Start of RECORDS FOR PROCESSING

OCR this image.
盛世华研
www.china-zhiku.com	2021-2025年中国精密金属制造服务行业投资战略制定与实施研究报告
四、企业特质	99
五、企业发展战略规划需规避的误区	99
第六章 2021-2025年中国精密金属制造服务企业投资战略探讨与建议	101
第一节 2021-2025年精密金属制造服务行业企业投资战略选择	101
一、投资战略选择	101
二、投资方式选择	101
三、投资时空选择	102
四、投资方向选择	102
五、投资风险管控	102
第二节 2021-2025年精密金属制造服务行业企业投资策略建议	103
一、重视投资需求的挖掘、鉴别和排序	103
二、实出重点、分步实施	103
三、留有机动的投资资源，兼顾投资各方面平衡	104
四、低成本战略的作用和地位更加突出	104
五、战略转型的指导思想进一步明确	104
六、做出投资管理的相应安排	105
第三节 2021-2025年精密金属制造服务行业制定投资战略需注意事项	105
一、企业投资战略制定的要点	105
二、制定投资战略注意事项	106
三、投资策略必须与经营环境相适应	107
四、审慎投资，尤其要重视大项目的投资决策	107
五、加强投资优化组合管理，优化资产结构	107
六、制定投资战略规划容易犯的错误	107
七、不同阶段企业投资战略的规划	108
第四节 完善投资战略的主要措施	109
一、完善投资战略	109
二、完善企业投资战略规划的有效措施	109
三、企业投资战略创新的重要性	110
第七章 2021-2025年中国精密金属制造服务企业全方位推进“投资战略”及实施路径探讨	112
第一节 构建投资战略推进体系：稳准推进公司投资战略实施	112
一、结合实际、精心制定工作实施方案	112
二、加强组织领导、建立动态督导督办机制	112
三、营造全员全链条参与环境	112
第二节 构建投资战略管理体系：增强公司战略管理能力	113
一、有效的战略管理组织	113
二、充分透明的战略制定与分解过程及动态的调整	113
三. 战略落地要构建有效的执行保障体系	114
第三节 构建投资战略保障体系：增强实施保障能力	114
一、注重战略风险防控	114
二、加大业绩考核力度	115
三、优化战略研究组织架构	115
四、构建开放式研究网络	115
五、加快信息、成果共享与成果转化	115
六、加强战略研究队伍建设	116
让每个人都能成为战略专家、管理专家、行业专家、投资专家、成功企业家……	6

End of RECORDS FOR PROCESSING

WRITTEN EXERCISE>
All of the entries above should be written out again exactly.

RESULT OF THIS TASK>
OCR this image.
盛世华研
www.china-zhiku.com	2021-2025年中国精密金属制造服务行业投资战略制定与实施研究报告
四、企业特质	99
五、企业发展战略规划需规避的误区	99
第六章 2021-2025年中国精密金属制造服务企业投资战略探讨与建议	101
第一节 2021-2025年精密金属制造服务行业企业投资战略选择	101
一、投资战略选择	101
二、投资方式选择	101
三、投资时空选择	102
四、投资方向选择	102
五、投资风险管控	102
第二节 2021-2025年精密金属制造服务行业企业投资策略建议	103
一、重视投资需求的挖掘、鉴别和排序	103
二、实出重点、分步实施	103
三、留有机动的投资资源，兼顾投资各方面平衡	104
四、低成本战略的作用和地位更加突出	104
五、战略转型的指导思想进一步明确	104
六、做出投资管理的相应安排	105
第三节 2021-2025年精密金属制造服务行业制定投资战略需注意事项	105
一、企业投资战略制定的要点	105
二、制定投资战略注意事项	106
三、投资策略必须与经营环境相适应	107
四、审慎投资，尤其要重视大项目的投资决策	107
五、加强投资优化组合管理，优化资产结构	107
六、制定投资战略规划容易犯的错误	107
七、不同阶段企业投资战略的规划	108
第四节 完善投资战略的主要措施	109
一、完善投资战略	109
二、完善企业投资战略规划的有效措施	109
三、企业投资战略创新的重要性	110
第七章 2021-2025年中国精密金属制造服务企业全方位推进“投资战略”及实施路径探讨	112
第一节 构建投资战略推进体系：稳准推进公司投资战略实施	112
一、结合实际、精心制定工作实施方案	112
二、加强组织领导、建立动态督导督办机制	112
三、营造全员全链条参与环境	112
第二节 构建投资战略管理体系：增强公司战略管理能力	113
一、有效的战略管理组织	113
二、充分透明的战略制定与分解过程及动态的调整	113
三. 战略落地要构建有效的执行保障体系	114
第三节 构建投资战略保障体系：增强实施保障能力	114
一、注重战略风险防控	114
二、加大业绩考核力度	115
三、优化战略研究组织架构	115
四、构建开放式研究网络	115
五、加快信息、成果共享与成果转化	115
六、加强战略研究队伍建设	116
让每个人都能成为战略专家、管理专家、行业专家、投资专家、成功企业家……	6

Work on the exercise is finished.